--- start of RECORD SET ---

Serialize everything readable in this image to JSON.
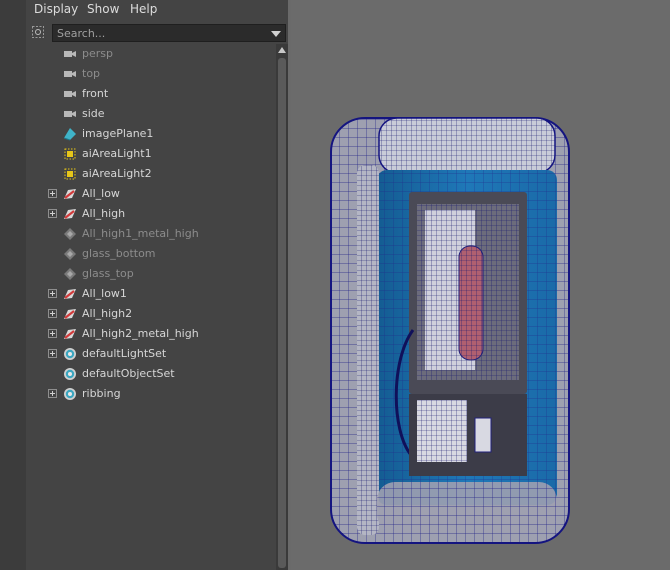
{
  "menubar": {
    "display": "Display",
    "show": "Show",
    "help": "Help"
  },
  "search": {
    "placeholder": "Search..."
  },
  "outliner": {
    "items": [
      {
        "label": "persp",
        "icon": "camera-icon",
        "dim": true,
        "expandable": false
      },
      {
        "label": "top",
        "icon": "camera-icon",
        "dim": true,
        "expandable": false
      },
      {
        "label": "front",
        "icon": "camera-icon",
        "dim": false,
        "expandable": false
      },
      {
        "label": "side",
        "icon": "camera-icon",
        "dim": false,
        "expandable": false
      },
      {
        "label": "imagePlane1",
        "icon": "image-plane-icon",
        "dim": false,
        "expandable": false
      },
      {
        "label": "aiAreaLight1",
        "icon": "area-light-icon",
        "dim": false,
        "expandable": false
      },
      {
        "label": "aiAreaLight2",
        "icon": "area-light-icon",
        "dim": false,
        "expandable": false
      },
      {
        "label": "All_low",
        "icon": "group-transform-icon",
        "dim": false,
        "expandable": true
      },
      {
        "label": "All_high",
        "icon": "group-transform-icon",
        "dim": false,
        "expandable": true
      },
      {
        "label": "All_high1_metal_high",
        "icon": "transform-node-icon",
        "dim": true,
        "expandable": false
      },
      {
        "label": "glass_bottom",
        "icon": "transform-node-icon",
        "dim": true,
        "expandable": false
      },
      {
        "label": "glass_top",
        "icon": "transform-node-icon",
        "dim": true,
        "expandable": false
      },
      {
        "label": "All_low1",
        "icon": "group-transform-icon",
        "dim": false,
        "expandable": true
      },
      {
        "label": "All_high2",
        "icon": "group-transform-icon",
        "dim": false,
        "expandable": true
      },
      {
        "label": "All_high2_metal_high",
        "icon": "group-transform-icon",
        "dim": false,
        "expandable": true
      },
      {
        "label": "defaultLightSet",
        "icon": "set-icon",
        "dim": false,
        "expandable": true
      },
      {
        "label": "defaultObjectSet",
        "icon": "set-icon",
        "dim": false,
        "expandable": false
      },
      {
        "label": "ribbing",
        "icon": "set-icon",
        "dim": false,
        "expandable": true
      }
    ]
  },
  "colors": {
    "panel_bg": "#444444",
    "viewport_bg": "#6b6b6b",
    "wireframe": "#1a1a9a",
    "glass": "#1f6fb0",
    "dim_text": "#8c8c8c",
    "light_icon": "#e6c619"
  }
}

--- end of RECORD SET ---

Quote all the lines above exactly as given. Do not include the pictures.

ANSWER TO THIS PROBLEM:
Serialize everything readable in this image to JSON.
{
  "menubar": {
    "display": "Display",
    "show": "Show",
    "help": "Help"
  },
  "search": {
    "placeholder": "Search..."
  },
  "outliner": {
    "items": [
      {
        "label": "persp",
        "icon": "camera-icon",
        "dim": true,
        "expandable": false
      },
      {
        "label": "top",
        "icon": "camera-icon",
        "dim": true,
        "expandable": false
      },
      {
        "label": "front",
        "icon": "camera-icon",
        "dim": false,
        "expandable": false
      },
      {
        "label": "side",
        "icon": "camera-icon",
        "dim": false,
        "expandable": false
      },
      {
        "label": "imagePlane1",
        "icon": "image-plane-icon",
        "dim": false,
        "expandable": false
      },
      {
        "label": "aiAreaLight1",
        "icon": "area-light-icon",
        "dim": false,
        "expandable": false
      },
      {
        "label": "aiAreaLight2",
        "icon": "area-light-icon",
        "dim": false,
        "expandable": false
      },
      {
        "label": "All_low",
        "icon": "group-transform-icon",
        "dim": false,
        "expandable": true
      },
      {
        "label": "All_high",
        "icon": "group-transform-icon",
        "dim": false,
        "expandable": true
      },
      {
        "label": "All_high1_metal_high",
        "icon": "transform-node-icon",
        "dim": true,
        "expandable": false
      },
      {
        "label": "glass_bottom",
        "icon": "transform-node-icon",
        "dim": true,
        "expandable": false
      },
      {
        "label": "glass_top",
        "icon": "transform-node-icon",
        "dim": true,
        "expandable": false
      },
      {
        "label": "All_low1",
        "icon": "group-transform-icon",
        "dim": false,
        "expandable": true
      },
      {
        "label": "All_high2",
        "icon": "group-transform-icon",
        "dim": false,
        "expandable": true
      },
      {
        "label": "All_high2_metal_high",
        "icon": "group-transform-icon",
        "dim": false,
        "expandable": true
      },
      {
        "label": "defaultLightSet",
        "icon": "set-icon",
        "dim": false,
        "expandable": true
      },
      {
        "label": "defaultObjectSet",
        "icon": "set-icon",
        "dim": false,
        "expandable": false
      },
      {
        "label": "ribbing",
        "icon": "set-icon",
        "dim": false,
        "expandable": true
      }
    ]
  },
  "colors": {
    "panel_bg": "#444444",
    "viewport_bg": "#6b6b6b",
    "wireframe": "#1a1a9a",
    "glass": "#1f6fb0",
    "dim_text": "#8c8c8c",
    "light_icon": "#e6c619"
  }
}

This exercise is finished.